**What is asked:** Collect all the lines that mention the word "BALANCE".

**Working data:**
□ □ □ □
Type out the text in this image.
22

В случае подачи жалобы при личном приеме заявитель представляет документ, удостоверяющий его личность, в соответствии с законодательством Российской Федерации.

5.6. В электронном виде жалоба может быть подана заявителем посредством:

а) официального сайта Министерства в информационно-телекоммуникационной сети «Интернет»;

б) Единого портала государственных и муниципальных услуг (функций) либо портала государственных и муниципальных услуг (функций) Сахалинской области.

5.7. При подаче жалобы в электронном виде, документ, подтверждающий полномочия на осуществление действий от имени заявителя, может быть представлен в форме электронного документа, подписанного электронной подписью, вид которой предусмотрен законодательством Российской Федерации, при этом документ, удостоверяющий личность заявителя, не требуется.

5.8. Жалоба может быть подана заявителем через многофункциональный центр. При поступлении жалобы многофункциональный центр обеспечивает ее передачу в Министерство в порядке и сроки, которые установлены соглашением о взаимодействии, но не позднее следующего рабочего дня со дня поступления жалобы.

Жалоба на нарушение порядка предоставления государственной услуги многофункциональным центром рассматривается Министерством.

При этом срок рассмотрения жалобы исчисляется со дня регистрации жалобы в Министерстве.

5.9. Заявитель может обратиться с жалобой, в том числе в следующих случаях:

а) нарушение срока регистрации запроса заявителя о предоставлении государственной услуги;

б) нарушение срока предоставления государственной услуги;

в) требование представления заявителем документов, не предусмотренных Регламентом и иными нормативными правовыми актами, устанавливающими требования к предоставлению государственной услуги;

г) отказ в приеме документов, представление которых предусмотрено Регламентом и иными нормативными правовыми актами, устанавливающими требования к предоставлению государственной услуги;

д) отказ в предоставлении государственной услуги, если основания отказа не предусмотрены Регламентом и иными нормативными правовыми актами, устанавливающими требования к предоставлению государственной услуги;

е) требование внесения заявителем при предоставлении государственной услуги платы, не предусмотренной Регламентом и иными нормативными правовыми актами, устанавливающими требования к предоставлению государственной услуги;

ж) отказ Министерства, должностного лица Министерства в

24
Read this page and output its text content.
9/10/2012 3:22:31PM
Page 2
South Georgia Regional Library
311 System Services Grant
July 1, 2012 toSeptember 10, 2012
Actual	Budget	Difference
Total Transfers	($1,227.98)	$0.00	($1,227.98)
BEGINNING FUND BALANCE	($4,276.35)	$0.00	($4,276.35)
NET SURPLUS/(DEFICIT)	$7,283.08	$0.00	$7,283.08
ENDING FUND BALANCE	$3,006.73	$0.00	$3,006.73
□ □ □ □
**Correct response:**
BEGINNING FUND BALANCE	($4,276.35)	$0.00	($4,276.35)
ENDING FUND BALANCE	$3,006.73	$0.00	$3,006.73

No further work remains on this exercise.